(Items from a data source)
********************

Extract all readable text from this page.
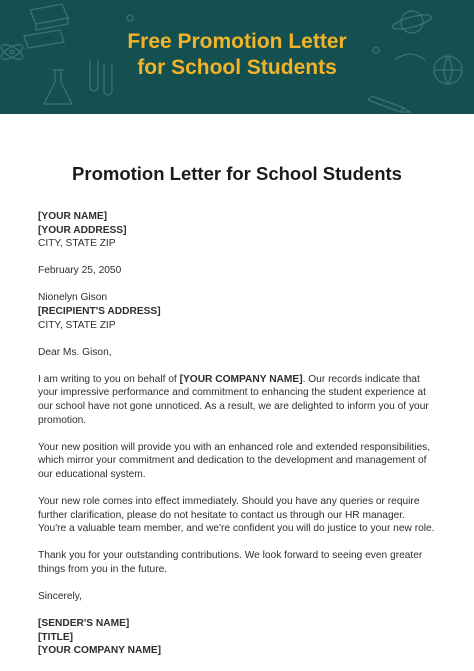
Free Promotion Letter
for School Students
Promotion Letter for School Students
[YOUR NAME]
[YOUR ADDRESS]
CITY, STATE ZIP
February 25, 2050
Nionelyn Gison
[RECIPIENT'S ADDRESS]
CITY, STATE ZIP
Dear Ms. Gison,
I am writing to you on behalf of [YOUR COMPANY NAME]. Our records indicate that
your impressive performance and commitment to enhancing the student experience at
our school have not gone unnoticed. As a result, we are delighted to inform you of your
promotion.
Your new position will provide you with an enhanced role and extended responsibilities,
which mirror your commitment and dedication to the development and management of
our educational system.
Your new role comes into effect immediately. Should you have any queries or require
further clarification, please do not hesitate to contact us through our HR manager.
You're a valuable team member, and we're confident you will do justice to your new role.
Thank you for your outstanding contributions. We look forward to seeing even greater
things from you in the future.
Sincerely,
[SENDER'S NAME]
[TITLE]
[YOUR COMPANY NAME]
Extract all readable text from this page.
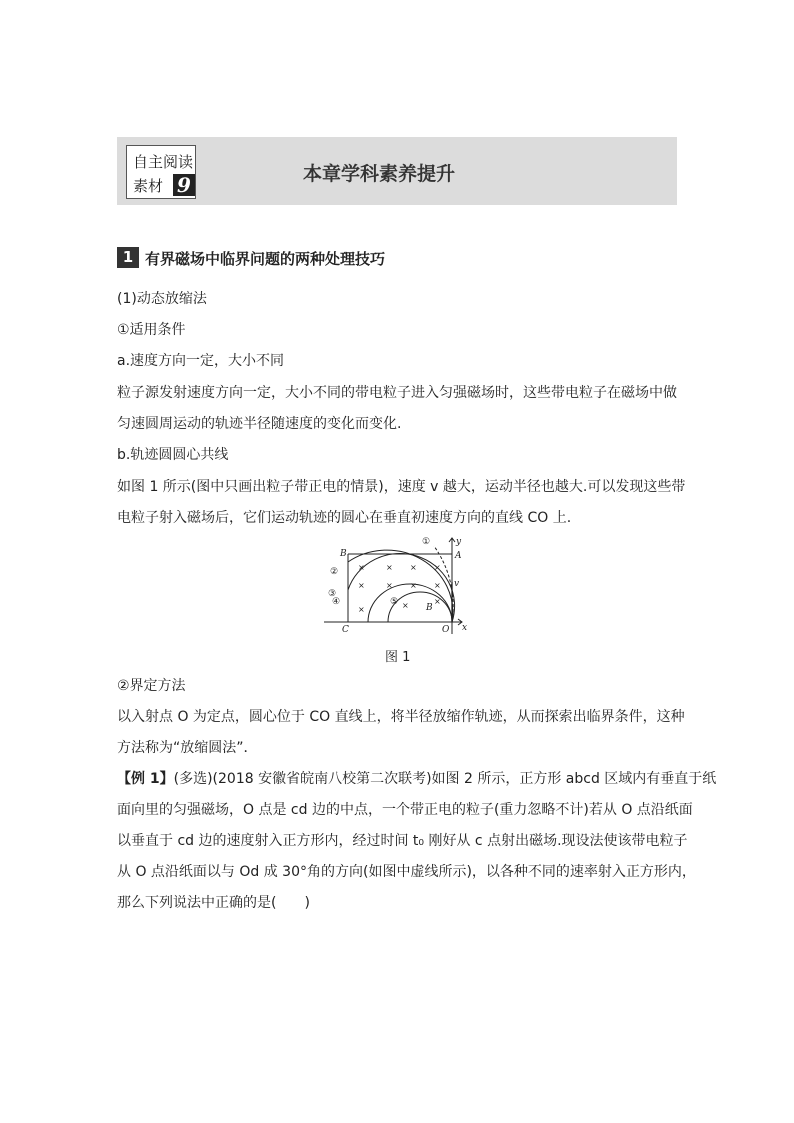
自主阅读
素材 9	本章学科素养提升
1 有界磁场中临界问题的两种处理技巧
(1)动态放缩法
①适用条件
a.速度方向一定，大小不同
粒子源发射速度方向一定，大小不同的带电粒子进入匀强磁场时，这些带电粒子在磁场中做
匀速圆周运动的轨迹半径随速度的变化而变化.
b.轨迹圆圆心共线
如图 1 所示(图中只画出粒子带正电的情景)，速度 v 越大，运动半径也越大.可以发现这些带
电粒子射入磁场后，它们运动轨迹的圆心在垂直初速度方向的直线 CO 上.
B	A
C	O x
y
v
①
②
③
④	⑤
B
×	× × ×
×	× × ×
×	×	×
图 1
②界定方法
以入射点 O 为定点，圆心位于 CO 直线上，将半径放缩作轨迹，从而探索出临界条件，这种
方法称为“放缩圆法”．
【例 1】(多选)(2018 安徽省皖南八校第二次联考)如图 2 所示，正方形 abcd 区域内有垂直于纸
面向里的匀强磁场，O 点是 cd 边的中点，一个带正电的粒子(重力忽略不计)若从 O 点沿纸面
以垂直于 cd 边的速度射入正方形内，经过时间 t₀ 刚好从 c 点射出磁场.现设法使该带电粒子
从 O 点沿纸面以与 Od 成 30°角的方向(如图中虚线所示)，以各种不同的速率射入正方形内，
那么下列说法中正确的是(　　)
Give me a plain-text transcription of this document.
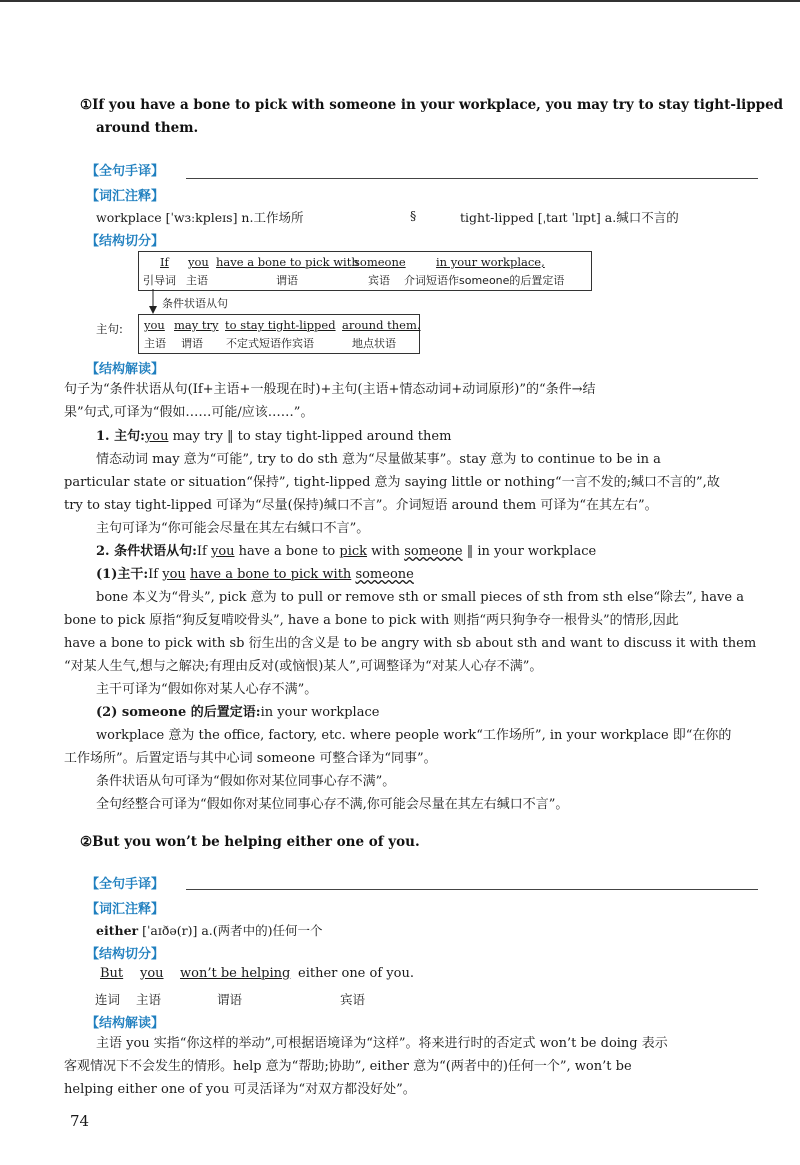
①If you have a bone to pick with someone in your workplace, you may try to stay tight-lipped
around them.
【 全句手译 】
【 词汇注释 】
workplace [ˈwɜːkpleɪs] n.工作场所	§	tight-lipped [ˌtaɪt ˈlɪpt] a.缄口不言的
【 结构切分 】
If you have a bone to pick with
someone	in your workplace,
引导词 主语	谓语	宾语 介词短语作someone的后置定语
条件状语从句
主句: you may try to stay tight-lipped around them.
主语 谓语 不定式短语作宾语	地点状语
【 结构解读 】
句子为“条件状语从句(If+主语+一般现在时)+主句(主语+情态动词+动词原形)”的“条件→结
果”句式,可译为“假如……可能/应该……”。
1. 主句:you may try ‖ to stay tight-lipped around them
情态动词 may 意为“可能”, try to do sth 意为“尽量做某事”。stay 意为 to continue to be in a
particular state or situation“保持”, tight-lipped 意为 saying little or nothing“一言不发的;缄口不言的”,故
try to stay tight-lipped 可译为“尽量(保持)缄口不言”。介词短语 around them 可译为“在其左右”。
主句可译为“你可能会尽量在其左右缄口不言”。
2. 条件状语从句:If you have a bone to pick with someone ‖ in your workplace
(1)主干:If you have a bone to pick with someone
bone 本义为“骨头”, pick 意为 to pull or remove sth or small pieces of sth from sth else“除去”, have a
bone to pick 原指“狗反复啃咬骨头”, have a bone to pick with 则指“两只狗争夺一根骨头”的情形,因此
have a bone to pick with sb 衍生出的含义是 to be angry with sb about sth and want to discuss it with them
“对某人生气,想与之解决;有理由反对(或恼恨)某人”,可调整译为“对某人心存不满”。
主干可译为“假如你对某人心存不满”。
(2) someone 的后置定语:in your workplace
workplace 意为 the office, factory, etc. where people work“工作场所”, in your workplace 即“在你的
工作场所”。后置定语与其中心词 someone 可整合译为“同事”。
条件状语从句可译为“假如你对某位同事心存不满”。
全句经整合可译为“假如你对某位同事心存不满,你可能会尽量在其左右缄口不言”。
②But you won’t be helping either one of you.
【 全句手译 】
【 词汇注释 】
either [ˈaɪðə(r)] a.(两者中的)任何一个
【 结构切分 】
But you won’t be helping either one of you.
连词 主语	谓语	宾语
【 结构解读 】
主语 you 实指“你这样的举动”,可根据语境译为“这样”。将来进行时的否定式 won’t be doing 表示
客观情况下不会发生的情形。help 意为“帮助;协助”, either 意为“(两者中的)任何一个”, won’t be
helping either one of you 可灵活译为“对双方都没好处”。
74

********************

> **GIVEN EXERCISE**: Whenever "workplace" turns up in a line, pick that line out.

> **TASK RESPONSE**:
①If you have a bone to pick with someone in your workplace, you may try to stay tight-lipped
workplace [ˈwɜːkpleɪs] n.工作场所	§	tight-lipped [ˌtaɪt ˈlɪpt] a.缄口不言的
someone	in your workplace,
2. 条件状语从句:If you have a bone to pick with someone ‖ in your workplace
(2) someone 的后置定语:in your workplace
workplace 意为 the office, factory, etc. where people work“工作场所”, in your workplace 即“在你的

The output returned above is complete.